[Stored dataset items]
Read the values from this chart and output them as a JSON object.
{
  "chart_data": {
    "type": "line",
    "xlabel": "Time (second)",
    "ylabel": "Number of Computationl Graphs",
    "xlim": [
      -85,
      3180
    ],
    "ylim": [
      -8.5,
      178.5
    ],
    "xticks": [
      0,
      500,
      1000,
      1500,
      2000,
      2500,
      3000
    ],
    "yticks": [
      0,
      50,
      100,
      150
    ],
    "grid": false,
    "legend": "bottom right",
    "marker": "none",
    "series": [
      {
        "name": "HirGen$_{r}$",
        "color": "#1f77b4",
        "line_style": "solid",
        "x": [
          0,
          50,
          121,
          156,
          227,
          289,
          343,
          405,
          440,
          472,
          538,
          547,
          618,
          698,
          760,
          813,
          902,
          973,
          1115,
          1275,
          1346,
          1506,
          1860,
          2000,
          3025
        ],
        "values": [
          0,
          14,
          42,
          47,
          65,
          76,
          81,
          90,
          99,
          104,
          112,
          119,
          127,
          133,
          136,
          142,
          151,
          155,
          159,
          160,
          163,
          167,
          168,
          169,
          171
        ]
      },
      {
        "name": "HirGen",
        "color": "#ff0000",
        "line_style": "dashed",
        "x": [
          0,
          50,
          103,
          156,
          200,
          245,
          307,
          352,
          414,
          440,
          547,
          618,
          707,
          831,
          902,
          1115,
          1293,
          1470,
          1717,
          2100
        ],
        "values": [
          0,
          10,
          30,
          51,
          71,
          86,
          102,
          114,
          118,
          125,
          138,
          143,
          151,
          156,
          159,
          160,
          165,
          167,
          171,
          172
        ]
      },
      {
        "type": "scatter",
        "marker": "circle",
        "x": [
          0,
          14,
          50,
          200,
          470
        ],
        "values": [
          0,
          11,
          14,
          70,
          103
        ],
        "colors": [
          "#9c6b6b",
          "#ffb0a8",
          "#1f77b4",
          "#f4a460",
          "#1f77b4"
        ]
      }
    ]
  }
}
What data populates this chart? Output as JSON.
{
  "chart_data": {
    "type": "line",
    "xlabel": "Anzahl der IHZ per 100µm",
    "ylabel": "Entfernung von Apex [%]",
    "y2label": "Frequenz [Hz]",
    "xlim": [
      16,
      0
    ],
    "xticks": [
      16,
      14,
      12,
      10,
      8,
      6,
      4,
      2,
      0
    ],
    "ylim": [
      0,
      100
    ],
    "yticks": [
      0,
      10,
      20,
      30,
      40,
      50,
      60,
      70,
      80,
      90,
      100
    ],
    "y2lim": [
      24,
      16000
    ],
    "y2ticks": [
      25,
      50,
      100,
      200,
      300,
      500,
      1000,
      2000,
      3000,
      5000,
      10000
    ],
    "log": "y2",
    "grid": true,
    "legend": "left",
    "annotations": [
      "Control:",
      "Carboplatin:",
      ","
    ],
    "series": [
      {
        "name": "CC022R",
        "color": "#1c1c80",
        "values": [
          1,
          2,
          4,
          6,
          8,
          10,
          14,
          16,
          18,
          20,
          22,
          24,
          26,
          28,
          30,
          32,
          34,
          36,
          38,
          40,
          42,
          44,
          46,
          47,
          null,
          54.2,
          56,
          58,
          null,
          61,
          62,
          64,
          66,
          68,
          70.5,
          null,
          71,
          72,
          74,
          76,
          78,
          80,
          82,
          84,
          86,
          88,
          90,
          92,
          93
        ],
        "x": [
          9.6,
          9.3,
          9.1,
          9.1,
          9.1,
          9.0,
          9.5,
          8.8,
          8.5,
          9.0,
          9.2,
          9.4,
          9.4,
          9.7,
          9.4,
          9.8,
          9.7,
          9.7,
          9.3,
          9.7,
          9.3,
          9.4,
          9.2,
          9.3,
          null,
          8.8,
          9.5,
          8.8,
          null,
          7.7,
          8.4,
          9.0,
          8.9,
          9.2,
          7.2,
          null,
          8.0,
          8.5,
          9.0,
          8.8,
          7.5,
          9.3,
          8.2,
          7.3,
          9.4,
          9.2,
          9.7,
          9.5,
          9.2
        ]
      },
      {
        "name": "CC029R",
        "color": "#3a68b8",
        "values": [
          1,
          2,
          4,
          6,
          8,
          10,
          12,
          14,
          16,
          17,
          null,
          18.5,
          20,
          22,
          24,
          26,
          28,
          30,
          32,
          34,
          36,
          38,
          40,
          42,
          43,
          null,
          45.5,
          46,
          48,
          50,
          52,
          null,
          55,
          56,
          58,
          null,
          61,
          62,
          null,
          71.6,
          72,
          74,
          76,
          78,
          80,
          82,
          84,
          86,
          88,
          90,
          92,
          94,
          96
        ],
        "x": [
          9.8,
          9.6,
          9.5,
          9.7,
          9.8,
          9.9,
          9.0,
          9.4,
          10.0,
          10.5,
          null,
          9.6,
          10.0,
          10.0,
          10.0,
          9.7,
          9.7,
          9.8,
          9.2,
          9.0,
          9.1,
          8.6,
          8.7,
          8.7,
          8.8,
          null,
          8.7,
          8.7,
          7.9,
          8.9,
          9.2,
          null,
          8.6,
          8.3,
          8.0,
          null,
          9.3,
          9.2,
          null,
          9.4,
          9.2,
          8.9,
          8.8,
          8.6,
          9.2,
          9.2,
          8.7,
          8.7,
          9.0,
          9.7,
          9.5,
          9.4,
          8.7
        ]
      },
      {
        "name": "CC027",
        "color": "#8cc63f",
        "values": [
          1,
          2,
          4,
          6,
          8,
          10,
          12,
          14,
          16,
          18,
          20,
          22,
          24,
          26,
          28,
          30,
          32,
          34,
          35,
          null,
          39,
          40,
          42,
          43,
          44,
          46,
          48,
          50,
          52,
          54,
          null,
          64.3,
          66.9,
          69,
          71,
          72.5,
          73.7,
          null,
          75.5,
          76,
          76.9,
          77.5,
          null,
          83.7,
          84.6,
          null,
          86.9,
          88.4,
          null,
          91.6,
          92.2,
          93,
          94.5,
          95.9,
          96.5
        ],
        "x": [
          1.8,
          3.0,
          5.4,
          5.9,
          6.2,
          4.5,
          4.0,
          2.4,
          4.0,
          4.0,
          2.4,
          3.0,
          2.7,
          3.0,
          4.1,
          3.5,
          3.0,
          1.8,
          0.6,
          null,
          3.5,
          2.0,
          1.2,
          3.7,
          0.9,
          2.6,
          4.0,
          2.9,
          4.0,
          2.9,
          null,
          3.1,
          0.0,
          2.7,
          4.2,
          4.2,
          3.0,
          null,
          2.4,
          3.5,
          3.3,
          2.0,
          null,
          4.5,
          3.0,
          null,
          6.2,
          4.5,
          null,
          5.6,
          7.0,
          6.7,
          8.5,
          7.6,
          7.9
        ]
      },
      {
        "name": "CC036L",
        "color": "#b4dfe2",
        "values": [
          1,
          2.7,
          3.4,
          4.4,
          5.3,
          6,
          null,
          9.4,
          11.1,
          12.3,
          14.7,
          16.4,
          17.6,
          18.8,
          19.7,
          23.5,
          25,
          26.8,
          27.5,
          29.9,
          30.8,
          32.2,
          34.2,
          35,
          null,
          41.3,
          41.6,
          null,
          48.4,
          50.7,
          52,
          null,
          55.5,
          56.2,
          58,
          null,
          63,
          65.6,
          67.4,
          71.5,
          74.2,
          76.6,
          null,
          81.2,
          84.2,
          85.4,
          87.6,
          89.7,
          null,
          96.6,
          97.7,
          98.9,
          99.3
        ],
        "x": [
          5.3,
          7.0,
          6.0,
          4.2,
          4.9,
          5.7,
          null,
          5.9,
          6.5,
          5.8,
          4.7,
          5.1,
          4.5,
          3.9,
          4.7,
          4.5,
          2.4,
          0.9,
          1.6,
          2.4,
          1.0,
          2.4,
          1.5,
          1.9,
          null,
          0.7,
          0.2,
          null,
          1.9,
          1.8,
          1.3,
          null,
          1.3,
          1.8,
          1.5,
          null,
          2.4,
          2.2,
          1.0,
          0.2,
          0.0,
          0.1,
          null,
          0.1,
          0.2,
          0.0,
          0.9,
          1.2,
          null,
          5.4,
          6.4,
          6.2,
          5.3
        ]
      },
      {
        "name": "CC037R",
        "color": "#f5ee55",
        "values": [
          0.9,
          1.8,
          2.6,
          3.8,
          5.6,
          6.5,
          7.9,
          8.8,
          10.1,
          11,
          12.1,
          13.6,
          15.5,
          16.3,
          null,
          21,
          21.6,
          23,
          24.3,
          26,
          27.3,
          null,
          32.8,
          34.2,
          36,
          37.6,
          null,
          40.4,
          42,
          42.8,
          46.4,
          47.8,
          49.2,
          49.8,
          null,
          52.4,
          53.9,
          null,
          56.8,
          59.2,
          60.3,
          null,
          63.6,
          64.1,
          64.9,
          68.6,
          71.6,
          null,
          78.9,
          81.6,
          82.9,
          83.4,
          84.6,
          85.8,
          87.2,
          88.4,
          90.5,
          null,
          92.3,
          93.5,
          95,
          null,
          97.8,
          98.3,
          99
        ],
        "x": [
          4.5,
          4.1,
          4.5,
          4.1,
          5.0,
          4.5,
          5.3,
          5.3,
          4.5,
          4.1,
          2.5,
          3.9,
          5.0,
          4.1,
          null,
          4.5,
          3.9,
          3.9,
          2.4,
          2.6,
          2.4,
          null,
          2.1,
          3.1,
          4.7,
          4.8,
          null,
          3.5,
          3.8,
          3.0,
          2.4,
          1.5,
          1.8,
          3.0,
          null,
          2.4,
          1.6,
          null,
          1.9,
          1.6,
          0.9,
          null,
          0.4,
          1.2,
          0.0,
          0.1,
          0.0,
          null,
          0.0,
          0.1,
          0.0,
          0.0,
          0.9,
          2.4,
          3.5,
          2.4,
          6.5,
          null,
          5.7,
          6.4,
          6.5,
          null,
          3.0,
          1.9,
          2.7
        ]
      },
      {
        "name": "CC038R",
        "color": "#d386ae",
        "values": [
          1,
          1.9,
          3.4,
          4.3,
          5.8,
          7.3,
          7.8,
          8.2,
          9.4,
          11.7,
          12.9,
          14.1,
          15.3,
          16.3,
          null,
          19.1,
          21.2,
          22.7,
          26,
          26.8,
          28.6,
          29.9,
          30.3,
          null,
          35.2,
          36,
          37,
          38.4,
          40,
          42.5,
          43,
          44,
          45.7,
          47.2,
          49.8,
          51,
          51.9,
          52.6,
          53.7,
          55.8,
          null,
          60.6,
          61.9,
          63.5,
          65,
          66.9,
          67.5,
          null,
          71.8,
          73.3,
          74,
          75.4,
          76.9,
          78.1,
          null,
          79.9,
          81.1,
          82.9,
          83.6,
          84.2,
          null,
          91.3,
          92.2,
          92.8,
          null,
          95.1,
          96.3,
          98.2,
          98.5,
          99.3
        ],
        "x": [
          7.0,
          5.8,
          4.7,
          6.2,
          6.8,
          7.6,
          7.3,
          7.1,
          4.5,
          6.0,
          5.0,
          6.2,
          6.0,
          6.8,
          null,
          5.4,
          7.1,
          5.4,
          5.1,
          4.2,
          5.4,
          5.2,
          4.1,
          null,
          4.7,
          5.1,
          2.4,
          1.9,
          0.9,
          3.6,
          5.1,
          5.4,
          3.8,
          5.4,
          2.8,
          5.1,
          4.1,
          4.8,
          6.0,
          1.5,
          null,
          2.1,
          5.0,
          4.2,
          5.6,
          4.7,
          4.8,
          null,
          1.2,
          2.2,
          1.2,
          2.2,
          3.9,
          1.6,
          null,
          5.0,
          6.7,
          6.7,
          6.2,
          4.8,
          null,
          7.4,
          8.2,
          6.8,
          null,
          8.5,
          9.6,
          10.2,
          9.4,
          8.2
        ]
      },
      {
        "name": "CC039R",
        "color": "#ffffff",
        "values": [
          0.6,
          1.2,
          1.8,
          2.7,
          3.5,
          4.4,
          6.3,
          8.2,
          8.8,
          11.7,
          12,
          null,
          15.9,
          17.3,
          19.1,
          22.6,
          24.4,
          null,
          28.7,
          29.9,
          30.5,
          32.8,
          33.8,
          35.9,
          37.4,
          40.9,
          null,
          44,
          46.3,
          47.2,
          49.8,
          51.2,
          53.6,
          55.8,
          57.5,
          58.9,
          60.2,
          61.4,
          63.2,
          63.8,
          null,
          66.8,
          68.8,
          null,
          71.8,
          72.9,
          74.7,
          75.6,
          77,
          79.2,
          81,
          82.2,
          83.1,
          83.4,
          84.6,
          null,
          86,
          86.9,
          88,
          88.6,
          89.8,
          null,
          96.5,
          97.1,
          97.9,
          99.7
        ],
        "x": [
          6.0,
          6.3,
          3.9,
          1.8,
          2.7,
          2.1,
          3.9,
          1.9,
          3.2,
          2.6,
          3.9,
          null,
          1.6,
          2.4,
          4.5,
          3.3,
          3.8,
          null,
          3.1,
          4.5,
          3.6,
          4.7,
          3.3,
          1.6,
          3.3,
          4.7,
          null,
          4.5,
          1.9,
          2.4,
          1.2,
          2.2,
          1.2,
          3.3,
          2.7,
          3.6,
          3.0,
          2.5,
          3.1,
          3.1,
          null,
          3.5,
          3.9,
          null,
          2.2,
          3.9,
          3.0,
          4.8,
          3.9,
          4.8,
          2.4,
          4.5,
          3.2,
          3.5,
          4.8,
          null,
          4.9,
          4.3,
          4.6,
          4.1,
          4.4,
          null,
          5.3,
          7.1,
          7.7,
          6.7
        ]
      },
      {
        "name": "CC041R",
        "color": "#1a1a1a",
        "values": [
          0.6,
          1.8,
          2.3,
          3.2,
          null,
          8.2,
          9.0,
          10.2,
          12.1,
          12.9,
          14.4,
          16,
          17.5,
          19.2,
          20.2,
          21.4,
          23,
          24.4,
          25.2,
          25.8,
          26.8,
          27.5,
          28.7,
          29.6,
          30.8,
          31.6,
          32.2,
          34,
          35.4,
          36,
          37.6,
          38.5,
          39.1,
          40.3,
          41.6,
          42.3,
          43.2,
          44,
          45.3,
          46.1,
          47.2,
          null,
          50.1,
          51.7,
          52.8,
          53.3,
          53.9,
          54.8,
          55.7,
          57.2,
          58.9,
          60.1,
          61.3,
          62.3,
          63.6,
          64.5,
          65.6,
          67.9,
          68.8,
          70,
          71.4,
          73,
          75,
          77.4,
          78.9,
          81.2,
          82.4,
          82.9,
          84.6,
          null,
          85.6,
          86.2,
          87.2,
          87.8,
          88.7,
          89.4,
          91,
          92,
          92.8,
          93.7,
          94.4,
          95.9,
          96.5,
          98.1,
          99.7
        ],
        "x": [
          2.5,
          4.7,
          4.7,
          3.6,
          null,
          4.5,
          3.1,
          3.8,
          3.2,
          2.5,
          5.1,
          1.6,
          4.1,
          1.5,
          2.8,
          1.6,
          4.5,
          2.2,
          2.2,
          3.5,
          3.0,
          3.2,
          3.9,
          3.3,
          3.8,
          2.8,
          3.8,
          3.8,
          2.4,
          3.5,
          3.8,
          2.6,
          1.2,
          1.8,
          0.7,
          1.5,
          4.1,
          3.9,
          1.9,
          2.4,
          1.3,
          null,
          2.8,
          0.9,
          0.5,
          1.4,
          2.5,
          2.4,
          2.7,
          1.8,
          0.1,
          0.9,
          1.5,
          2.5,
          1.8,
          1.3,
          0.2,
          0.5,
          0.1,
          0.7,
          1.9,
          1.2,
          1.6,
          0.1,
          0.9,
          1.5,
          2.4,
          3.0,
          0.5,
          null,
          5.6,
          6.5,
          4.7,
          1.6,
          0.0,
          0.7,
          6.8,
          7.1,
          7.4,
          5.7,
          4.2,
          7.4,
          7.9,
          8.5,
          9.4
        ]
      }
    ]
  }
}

JOB
Wherever a line in the data above holds "xlabel", copy that line.

TASK RESPONSE
    "xlabel": "Time (second)",
    "xlabel": "Anzahl der IHZ per 100µm",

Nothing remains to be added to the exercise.